— Begin Data provided —

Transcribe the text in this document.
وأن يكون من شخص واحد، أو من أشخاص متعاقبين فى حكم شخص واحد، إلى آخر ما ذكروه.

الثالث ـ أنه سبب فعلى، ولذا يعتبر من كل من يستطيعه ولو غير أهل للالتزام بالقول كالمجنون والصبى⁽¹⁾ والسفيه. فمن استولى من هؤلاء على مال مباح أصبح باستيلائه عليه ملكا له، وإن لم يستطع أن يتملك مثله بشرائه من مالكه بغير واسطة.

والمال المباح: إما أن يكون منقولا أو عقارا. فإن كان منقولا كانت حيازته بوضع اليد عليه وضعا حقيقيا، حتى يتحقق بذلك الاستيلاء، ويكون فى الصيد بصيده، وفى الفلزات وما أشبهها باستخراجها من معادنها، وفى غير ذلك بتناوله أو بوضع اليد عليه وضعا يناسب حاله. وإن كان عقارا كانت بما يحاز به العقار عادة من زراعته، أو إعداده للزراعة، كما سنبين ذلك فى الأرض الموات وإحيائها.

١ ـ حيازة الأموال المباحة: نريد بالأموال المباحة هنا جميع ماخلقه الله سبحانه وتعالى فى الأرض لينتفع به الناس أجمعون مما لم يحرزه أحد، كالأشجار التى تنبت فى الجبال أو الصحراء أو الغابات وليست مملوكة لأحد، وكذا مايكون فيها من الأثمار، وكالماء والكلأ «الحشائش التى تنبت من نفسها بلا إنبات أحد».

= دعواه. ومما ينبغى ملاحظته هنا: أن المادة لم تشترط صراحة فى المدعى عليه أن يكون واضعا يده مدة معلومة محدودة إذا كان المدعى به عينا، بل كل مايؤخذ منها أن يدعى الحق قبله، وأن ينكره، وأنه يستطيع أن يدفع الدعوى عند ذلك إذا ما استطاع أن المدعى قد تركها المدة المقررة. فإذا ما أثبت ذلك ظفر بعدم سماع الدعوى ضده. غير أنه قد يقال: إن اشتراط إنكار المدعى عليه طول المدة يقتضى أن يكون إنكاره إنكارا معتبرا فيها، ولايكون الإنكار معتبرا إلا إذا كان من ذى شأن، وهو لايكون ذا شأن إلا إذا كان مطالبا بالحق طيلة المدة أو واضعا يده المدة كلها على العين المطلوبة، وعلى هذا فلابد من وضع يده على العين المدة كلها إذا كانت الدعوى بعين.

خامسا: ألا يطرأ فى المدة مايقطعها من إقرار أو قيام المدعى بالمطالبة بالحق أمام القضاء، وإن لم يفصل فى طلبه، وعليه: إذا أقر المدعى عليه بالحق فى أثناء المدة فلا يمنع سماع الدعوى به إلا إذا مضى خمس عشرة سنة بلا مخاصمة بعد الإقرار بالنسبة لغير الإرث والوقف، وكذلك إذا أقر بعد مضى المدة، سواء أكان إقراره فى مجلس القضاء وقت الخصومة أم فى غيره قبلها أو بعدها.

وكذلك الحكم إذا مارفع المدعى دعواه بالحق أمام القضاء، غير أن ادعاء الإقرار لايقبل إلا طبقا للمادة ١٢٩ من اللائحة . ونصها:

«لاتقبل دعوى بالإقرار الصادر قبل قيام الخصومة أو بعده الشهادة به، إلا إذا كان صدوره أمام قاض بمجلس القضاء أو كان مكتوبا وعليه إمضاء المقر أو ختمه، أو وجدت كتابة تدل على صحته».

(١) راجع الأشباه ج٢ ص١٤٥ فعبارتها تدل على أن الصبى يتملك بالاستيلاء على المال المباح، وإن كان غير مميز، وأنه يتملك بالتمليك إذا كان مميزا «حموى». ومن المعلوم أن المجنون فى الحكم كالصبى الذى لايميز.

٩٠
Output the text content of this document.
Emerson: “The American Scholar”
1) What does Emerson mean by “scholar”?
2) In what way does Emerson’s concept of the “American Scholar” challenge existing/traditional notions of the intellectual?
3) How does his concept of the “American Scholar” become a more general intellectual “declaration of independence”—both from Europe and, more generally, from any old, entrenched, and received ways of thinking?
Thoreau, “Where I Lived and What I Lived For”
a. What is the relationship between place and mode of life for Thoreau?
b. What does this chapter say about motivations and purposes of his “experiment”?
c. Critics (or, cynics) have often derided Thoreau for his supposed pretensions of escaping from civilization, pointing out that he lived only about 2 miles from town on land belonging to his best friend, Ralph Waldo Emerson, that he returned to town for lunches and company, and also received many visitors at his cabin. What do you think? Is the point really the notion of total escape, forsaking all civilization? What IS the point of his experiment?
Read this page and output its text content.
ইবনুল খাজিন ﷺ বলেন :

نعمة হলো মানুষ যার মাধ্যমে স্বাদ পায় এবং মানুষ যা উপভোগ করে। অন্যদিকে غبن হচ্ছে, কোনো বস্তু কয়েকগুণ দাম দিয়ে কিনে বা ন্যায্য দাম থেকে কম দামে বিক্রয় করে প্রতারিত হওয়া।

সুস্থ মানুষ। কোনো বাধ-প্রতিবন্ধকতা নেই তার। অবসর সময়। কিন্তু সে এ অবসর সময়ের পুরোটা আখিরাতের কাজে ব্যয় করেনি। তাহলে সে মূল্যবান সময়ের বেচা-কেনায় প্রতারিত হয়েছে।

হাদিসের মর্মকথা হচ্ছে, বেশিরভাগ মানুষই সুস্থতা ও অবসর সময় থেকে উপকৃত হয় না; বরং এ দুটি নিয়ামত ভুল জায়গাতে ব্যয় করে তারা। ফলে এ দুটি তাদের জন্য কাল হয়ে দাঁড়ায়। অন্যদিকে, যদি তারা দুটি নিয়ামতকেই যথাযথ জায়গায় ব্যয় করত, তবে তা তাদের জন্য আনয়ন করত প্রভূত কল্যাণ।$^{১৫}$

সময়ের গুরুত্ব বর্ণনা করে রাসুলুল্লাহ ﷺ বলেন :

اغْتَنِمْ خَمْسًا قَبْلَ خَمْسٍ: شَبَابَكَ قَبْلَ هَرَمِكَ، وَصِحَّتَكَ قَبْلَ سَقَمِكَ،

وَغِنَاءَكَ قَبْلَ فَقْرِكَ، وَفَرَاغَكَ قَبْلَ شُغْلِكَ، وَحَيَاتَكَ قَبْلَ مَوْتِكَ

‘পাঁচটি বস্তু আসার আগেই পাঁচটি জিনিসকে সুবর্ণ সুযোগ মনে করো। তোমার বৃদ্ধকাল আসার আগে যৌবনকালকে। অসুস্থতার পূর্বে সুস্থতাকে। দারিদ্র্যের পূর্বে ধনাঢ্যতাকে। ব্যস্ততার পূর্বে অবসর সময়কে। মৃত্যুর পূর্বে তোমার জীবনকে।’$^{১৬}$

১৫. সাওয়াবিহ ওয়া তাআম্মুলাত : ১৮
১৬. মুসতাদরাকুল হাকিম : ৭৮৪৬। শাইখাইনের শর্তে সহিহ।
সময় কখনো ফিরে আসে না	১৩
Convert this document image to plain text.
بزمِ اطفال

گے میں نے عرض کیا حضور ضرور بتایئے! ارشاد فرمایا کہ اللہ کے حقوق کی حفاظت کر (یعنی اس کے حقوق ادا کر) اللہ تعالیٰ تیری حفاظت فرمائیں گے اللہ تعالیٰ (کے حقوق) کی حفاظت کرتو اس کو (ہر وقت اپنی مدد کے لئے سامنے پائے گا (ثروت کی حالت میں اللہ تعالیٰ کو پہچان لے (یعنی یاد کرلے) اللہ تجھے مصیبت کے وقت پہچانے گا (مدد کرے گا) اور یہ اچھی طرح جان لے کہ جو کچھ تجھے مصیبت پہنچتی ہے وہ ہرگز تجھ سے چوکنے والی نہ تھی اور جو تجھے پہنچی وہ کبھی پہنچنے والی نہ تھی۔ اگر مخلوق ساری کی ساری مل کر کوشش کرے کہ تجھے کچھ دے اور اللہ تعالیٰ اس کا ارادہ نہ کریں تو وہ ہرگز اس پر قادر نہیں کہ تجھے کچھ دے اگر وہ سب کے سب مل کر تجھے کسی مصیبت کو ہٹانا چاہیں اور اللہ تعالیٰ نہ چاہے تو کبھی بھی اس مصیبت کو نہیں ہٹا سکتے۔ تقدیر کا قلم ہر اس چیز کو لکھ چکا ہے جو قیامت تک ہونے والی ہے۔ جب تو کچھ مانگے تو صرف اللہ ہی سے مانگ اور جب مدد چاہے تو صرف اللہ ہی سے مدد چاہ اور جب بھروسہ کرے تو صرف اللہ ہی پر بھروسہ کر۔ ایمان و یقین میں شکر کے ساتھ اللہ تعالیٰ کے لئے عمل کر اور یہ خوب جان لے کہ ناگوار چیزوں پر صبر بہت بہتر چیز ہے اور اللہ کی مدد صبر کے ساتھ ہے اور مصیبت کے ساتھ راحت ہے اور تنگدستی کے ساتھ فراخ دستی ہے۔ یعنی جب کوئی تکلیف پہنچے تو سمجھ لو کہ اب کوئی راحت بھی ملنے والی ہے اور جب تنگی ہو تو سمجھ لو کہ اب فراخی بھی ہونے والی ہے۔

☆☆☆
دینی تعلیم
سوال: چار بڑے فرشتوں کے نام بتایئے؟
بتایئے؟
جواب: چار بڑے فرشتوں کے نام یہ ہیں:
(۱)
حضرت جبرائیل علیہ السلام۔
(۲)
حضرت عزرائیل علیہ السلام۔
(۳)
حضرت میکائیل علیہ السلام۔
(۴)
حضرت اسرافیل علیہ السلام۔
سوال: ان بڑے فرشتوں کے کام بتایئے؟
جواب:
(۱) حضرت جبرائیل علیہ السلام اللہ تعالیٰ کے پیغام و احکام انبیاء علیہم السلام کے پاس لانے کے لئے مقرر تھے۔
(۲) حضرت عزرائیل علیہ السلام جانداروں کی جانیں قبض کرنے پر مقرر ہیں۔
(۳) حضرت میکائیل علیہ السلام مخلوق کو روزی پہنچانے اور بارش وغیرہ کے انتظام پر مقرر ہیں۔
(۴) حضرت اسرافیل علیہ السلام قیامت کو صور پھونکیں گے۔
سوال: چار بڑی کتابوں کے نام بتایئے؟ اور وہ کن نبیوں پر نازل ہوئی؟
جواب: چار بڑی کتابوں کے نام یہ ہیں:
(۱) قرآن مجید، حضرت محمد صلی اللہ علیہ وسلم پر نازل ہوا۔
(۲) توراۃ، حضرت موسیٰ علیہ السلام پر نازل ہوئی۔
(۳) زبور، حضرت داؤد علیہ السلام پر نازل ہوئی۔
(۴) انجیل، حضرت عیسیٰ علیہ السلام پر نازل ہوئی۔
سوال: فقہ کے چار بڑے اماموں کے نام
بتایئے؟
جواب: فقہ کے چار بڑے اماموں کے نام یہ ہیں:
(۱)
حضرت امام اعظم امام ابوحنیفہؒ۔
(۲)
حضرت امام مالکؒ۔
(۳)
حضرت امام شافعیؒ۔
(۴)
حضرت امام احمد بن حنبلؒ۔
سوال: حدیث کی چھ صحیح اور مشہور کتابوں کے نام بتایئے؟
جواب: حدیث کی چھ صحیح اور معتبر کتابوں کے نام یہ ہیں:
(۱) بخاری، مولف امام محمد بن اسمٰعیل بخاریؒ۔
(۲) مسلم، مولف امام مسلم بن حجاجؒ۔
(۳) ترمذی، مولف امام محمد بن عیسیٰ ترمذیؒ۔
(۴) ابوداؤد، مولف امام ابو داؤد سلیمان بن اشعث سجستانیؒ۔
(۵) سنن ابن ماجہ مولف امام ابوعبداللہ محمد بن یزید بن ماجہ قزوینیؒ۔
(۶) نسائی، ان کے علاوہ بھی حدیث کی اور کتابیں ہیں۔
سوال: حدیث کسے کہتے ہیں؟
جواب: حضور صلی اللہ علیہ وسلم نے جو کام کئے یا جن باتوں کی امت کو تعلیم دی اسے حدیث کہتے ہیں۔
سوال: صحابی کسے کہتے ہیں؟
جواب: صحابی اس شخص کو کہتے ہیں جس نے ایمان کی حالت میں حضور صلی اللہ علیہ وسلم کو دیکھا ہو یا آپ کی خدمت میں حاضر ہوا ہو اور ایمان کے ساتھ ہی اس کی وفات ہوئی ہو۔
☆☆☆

— End Data provided —

Exercise aim ->
In the entries above, identify every line with the word "مولف". Copy those lines.

Reply ->
(۱) بخاری، مولف امام محمد بن اسمٰعیل بخاریؒ۔
(۲) مسلم، مولف امام مسلم بن حجاجؒ۔
(۳) ترمذی، مولف امام محمد بن عیسیٰ ترمذیؒ۔
(۴) ابوداؤد، مولف امام ابو داؤد سلیمان بن اشعث سجستانیؒ۔
(۵) سنن ابن ماجہ مولف امام ابوعبداللہ محمد بن یزید بن ماجہ قزوینیؒ۔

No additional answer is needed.